> The task
Copy each line of the records that contains the word "country".

:: Input material ::

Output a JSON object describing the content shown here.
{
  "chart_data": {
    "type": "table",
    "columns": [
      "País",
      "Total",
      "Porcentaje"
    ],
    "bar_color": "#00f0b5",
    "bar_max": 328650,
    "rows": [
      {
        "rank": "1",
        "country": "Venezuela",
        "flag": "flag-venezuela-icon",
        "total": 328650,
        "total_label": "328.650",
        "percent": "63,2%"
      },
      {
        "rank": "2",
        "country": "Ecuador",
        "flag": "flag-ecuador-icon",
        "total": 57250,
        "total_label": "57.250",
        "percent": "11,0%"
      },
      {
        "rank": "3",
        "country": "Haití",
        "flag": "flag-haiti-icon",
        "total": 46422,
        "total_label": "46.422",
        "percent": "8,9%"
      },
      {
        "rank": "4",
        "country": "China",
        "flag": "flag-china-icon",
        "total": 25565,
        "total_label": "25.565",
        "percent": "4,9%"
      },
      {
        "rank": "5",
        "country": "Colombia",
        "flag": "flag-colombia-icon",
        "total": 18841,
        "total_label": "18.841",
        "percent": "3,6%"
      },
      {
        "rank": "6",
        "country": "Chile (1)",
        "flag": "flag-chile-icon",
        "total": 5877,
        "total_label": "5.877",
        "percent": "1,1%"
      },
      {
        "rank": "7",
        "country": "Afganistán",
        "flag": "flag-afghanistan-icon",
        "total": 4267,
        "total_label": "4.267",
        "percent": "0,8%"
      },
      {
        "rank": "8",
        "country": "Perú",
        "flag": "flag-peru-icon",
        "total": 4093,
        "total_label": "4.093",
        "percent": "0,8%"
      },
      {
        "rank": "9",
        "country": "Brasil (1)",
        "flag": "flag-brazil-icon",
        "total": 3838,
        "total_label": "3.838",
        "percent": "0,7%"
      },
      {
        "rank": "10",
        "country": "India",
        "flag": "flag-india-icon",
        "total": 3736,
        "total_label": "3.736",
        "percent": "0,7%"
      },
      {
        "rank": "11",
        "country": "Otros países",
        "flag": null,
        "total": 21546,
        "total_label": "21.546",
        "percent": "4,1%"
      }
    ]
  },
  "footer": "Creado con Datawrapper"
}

:::

> Response
        "country": "Venezuela",
        "country": "Ecuador",
        "country": "Haití",
        "country": "China",
        "country": "Colombia",
        "country": "Chile (1)",
        "country": "Afganistán",
        "country": "Perú",
        "country": "Brasil (1)",
        "country": "India",
        "country": "Otros países",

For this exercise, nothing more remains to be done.